5.4. Why Discrimination Is Not Deployment

Even where discrimination is high, it is insufficient for clinical use. Discrimination (the AUC or C-index) measures only the rank-ordering of patients; it is silent about calibration, the agreement between predicted and observed probabilities. A miscalibrated model with an impressive AUC can convert a true 5% probability of retrieval into a predicted 30%, or vice versa, directly distorting the counseling that the model is meant to support. Clinical usefulness additionally requires decision-curve analysis to demonstrate net benefit across the threshold probabilities relevant to couples and surgeons, and trustworthy performance requires independent external validation across centers and etiologies, ideally with prospective impact assessment. These requirements are now codified in the TRIPOD + AI reporting standard and the PROBAST + AI risk-of-bias framework [109], yet most retrieval-prediction studies still report discrimination alone [110]. An explicit molecule-to-model pipeline is therefore advocated: a small, locked, stage-mapped panel of seminal-plasma analytes—combining, for example, an EV non-coding-RNA signal, a post-meiotic cfs-mRNA marker and the TEX101/ECM1 protein readout—integrated with routinely available clinical and genetic predictors, developed under a prespecified modeling plan, and evaluated for calibration, net benefit and external transportability before any clinical deployment (Figure 3). It is useful to grade prediction tools along a readiness ladder—from discovery-only, through internal and temporal validation, to external validation and, ultimately, prospective impact testing—and on this scale essentially all current seminal-plasma and AI/ML models for sperm-retrieval prediction remain at the discovery or internal-validation stage.

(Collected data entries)
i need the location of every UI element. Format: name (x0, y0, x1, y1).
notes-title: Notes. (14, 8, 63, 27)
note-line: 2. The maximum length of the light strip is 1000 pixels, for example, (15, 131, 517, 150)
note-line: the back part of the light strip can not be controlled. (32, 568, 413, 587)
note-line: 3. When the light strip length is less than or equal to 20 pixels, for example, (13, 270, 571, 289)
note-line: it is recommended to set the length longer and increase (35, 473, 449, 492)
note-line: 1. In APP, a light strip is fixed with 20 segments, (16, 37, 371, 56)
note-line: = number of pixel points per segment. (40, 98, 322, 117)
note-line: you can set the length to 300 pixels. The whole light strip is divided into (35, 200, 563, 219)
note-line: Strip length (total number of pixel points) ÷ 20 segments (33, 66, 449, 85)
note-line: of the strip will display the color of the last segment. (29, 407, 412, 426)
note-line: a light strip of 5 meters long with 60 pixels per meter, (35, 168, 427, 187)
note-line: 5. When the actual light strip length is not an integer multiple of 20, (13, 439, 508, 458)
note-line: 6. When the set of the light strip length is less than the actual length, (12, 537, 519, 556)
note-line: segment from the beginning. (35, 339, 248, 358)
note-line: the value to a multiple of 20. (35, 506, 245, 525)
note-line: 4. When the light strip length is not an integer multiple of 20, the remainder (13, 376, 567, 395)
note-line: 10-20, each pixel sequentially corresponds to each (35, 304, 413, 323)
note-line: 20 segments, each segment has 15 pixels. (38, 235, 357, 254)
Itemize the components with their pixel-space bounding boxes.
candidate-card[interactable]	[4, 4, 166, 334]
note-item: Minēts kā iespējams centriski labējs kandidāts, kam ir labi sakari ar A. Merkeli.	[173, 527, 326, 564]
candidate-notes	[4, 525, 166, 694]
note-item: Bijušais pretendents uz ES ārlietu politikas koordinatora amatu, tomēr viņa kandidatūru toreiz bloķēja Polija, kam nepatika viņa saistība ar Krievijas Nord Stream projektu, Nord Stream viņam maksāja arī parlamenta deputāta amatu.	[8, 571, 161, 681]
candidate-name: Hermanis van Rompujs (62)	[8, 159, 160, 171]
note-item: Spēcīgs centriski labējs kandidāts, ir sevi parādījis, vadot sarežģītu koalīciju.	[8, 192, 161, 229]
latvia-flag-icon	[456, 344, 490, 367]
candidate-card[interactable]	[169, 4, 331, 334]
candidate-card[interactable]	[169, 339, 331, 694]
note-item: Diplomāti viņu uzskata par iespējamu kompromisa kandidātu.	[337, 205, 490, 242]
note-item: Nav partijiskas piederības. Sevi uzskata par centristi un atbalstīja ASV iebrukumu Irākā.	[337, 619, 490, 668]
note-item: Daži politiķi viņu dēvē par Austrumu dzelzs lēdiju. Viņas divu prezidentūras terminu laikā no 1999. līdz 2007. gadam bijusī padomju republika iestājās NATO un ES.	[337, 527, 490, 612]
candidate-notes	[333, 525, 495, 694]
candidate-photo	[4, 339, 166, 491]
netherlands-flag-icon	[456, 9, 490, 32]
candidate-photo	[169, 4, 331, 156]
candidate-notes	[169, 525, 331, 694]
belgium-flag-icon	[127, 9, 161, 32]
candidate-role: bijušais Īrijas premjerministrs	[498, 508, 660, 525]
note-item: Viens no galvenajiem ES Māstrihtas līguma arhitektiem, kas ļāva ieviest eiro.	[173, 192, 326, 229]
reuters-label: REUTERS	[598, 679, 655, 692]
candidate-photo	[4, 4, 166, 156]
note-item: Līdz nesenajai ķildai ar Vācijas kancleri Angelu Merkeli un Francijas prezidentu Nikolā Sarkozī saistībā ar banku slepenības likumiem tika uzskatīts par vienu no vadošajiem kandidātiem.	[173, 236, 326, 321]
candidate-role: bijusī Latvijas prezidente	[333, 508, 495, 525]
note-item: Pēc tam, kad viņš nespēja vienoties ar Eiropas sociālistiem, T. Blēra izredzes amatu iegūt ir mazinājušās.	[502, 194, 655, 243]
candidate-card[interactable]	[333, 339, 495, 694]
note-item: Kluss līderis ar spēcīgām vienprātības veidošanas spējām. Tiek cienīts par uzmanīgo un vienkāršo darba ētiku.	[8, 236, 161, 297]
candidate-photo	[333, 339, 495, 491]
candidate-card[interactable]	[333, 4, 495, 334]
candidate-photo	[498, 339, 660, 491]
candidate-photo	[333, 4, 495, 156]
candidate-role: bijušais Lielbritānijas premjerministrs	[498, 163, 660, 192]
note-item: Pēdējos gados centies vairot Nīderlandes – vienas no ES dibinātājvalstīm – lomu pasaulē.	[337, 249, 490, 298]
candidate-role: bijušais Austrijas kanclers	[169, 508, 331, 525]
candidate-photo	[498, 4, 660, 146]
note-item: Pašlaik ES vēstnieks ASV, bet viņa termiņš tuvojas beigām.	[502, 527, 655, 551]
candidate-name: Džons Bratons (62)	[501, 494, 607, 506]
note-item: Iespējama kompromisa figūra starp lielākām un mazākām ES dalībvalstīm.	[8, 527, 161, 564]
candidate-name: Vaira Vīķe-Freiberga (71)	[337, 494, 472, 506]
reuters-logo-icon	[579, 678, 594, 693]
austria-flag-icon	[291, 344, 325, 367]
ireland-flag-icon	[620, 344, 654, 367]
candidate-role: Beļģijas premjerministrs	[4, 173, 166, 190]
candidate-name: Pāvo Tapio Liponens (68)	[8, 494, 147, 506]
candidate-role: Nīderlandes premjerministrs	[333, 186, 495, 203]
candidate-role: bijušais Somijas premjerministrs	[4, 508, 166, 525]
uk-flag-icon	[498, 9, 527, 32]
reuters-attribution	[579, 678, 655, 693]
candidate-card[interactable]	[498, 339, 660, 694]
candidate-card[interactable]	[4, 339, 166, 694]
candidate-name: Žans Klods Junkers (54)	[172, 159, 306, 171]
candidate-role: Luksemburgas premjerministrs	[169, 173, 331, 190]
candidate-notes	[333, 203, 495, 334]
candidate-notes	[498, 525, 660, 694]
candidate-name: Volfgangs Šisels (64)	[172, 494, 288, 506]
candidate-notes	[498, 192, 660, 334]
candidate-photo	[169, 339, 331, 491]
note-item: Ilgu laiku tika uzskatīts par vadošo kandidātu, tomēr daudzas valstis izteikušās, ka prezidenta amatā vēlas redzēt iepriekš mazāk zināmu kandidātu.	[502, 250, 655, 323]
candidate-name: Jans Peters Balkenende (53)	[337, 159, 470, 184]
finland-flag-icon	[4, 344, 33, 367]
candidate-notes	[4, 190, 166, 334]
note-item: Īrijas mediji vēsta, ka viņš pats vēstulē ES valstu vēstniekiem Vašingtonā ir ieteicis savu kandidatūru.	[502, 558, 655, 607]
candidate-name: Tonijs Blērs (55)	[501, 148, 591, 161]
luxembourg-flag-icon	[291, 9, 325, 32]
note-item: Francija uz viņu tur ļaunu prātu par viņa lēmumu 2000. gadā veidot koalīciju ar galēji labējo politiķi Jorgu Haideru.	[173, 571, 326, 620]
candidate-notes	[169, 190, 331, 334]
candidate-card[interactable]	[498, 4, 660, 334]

__USING THE INFORMATION__.
**a.** According to the text on discrimination and deployment, which reporting standard and risk-of-bias framework now codify the requirements for clinical use?
**b.** Pick up the text on discrimination and deployment after its final sentence and write the next part.
The data entries were drawn from a different source than the text.

__ANSWERS TO THE EXERCISES__.
**a.** The TRIPOD + AI reporting standard and the PROBAST + AI risk-of-bias framework.

**b.**
6. Challenges and Future Directions

Three priorities follow from this analysis. First, biological and analytical standardization: the field needs consensus on abstinence interval, EV-isolation method, RNA/protein normalization, and minimum reporting, so that candidate markers can be compared and combined across centers; reference materials and external quality assessment will be essential. Second, study design: prospective, multicenter cohorts should collect standardized preoperative clinical, hormonal, genetic and seminal-molecular data before micro-TESE, with biomarker panels locked prior to analysis and models prespecified, enabling unbiased estimation of incremental value over routine predictors. Third, evaluation: discrimination must be reported together with calibration, decision-curve analysis and independent external validation, accompanied by transparent, reproducible model objects. Methodologically, single-cell and spatial transcriptomics of the NOA testis can refine which germ-cell transcripts are most informative, multi-omic integration (EV-RNA, protein and metabolite) can capture complementary signals, and explainable machine-learning methods can keep such models interpretable for shared decision-making. Throughout, an ethical constraint must hold: any future tool should augment counseling and must not be used to deny micro-TESE to an individual patient on the basis of an unvalidated probability, given that some couples will reasonably choose surgery even at low predicted odds.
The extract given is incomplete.